◆ Stored data entries ◆
-- -- --
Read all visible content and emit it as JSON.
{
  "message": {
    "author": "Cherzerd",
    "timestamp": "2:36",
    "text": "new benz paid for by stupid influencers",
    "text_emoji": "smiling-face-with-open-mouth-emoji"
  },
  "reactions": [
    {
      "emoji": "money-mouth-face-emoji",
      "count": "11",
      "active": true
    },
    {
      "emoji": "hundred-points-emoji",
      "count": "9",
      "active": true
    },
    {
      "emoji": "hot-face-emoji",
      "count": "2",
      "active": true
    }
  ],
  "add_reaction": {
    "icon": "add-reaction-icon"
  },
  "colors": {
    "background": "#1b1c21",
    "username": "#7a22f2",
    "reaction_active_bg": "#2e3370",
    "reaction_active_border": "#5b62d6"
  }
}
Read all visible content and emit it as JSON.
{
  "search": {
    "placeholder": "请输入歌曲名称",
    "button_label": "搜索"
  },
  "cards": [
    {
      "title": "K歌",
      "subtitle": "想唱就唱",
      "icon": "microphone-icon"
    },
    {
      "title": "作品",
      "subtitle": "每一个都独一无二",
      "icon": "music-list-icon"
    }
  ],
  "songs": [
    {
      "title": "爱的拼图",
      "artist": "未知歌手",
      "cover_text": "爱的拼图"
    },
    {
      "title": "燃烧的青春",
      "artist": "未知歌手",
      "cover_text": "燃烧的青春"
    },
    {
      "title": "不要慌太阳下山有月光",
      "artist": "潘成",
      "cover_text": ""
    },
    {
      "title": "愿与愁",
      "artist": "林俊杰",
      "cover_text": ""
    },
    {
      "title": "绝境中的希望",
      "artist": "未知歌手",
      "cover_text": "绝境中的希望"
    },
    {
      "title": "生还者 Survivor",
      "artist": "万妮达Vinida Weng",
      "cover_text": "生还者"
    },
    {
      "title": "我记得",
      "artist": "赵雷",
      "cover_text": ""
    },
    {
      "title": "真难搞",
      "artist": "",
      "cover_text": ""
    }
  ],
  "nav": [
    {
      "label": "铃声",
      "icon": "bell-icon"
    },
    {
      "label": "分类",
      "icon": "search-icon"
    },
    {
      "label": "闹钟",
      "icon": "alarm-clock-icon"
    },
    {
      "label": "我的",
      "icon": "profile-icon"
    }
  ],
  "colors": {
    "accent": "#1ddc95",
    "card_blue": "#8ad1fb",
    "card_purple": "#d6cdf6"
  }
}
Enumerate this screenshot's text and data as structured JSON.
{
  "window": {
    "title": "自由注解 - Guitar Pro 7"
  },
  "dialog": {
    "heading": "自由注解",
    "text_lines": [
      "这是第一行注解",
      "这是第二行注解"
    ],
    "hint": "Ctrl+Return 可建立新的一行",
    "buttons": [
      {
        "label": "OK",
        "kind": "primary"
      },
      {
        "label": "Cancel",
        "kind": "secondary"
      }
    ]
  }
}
-- -- --
◆ EXERCISE DESCRIPTION ◆
Write down every line of the data exactly as it appears above.

◆ FULL SOLUTION ◆
Read all visible content and emit it as JSON.
{
  "message": {
    "author": "Cherzerd",
    "timestamp": "2:36",
    "text": "new benz paid for by stupid influencers",
    "text_emoji": "smiling-face-with-open-mouth-emoji"
  },
  "reactions": [
    {
      "emoji": "money-mouth-face-emoji",
      "count": "11",
      "active": true
    },
    {
      "emoji": "hundred-points-emoji",
      "count": "9",
      "active": true
    },
    {
      "emoji": "hot-face-emoji",
      "count": "2",
      "active": true
    }
  ],
  "add_reaction": {
    "icon": "add-reaction-icon"
  },
  "colors": {
    "background": "#1b1c21",
    "username": "#7a22f2",
    "reaction_active_bg": "#2e3370",
    "reaction_active_border": "#5b62d6"
  }
}
Read all visible content and emit it as JSON.
{
  "search": {
    "placeholder": "请输入歌曲名称",
    "button_label": "搜索"
  },
  "cards": [
    {
      "title": "K歌",
      "subtitle": "想唱就唱",
      "icon": "microphone-icon"
    },
    {
      "title": "作品",
      "subtitle": "每一个都独一无二",
      "icon": "music-list-icon"
    }
  ],
  "songs": [
    {
      "title": "爱的拼图",
      "artist": "未知歌手",
      "cover_text": "爱的拼图"
    },
    {
      "title": "燃烧的青春",
      "artist": "未知歌手",
      "cover_text": "燃烧的青春"
    },
    {
      "title": "不要慌太阳下山有月光",
      "artist": "潘成",
      "cover_text": ""
    },
    {
      "title": "愿与愁",
      "artist": "林俊杰",
      "cover_text": ""
    },
    {
      "title": "绝境中的希望",
      "artist": "未知歌手",
      "cover_text": "绝境中的希望"
    },
    {
      "title": "生还者 Survivor",
      "artist": "万妮达Vinida Weng",
      "cover_text": "生还者"
    },
    {
      "title": "我记得",
      "artist": "赵雷",
      "cover_text": ""
    },
    {
      "title": "真难搞",
      "artist": "",
      "cover_text": ""
    }
  ],
  "nav": [
    {
      "label": "铃声",
      "icon": "bell-icon"
    },
    {
      "label": "分类",
      "icon": "search-icon"
    },
    {
      "label": "闹钟",
      "icon": "alarm-clock-icon"
    },
    {
      "label": "我的",
      "icon": "profile-icon"
    }
  ],
  "colors": {
    "accent": "#1ddc95",
    "card_blue": "#8ad1fb",
    "card_purple": "#d6cdf6"
  }
}
Enumerate this screenshot's text and data as structured JSON.
{
  "window": {
    "title": "自由注解 - Guitar Pro 7"
  },
  "dialog": {
    "heading": "自由注解",
    "text_lines": [
      "这是第一行注解",
      "这是第二行注解"
    ],
    "hint": "Ctrl+Return 可建立新的一行",
    "buttons": [
      {
        "label": "OK",
        "kind": "primary"
      },
      {
        "label": "Cancel",
        "kind": "secondary"
      }
    ]
  }
}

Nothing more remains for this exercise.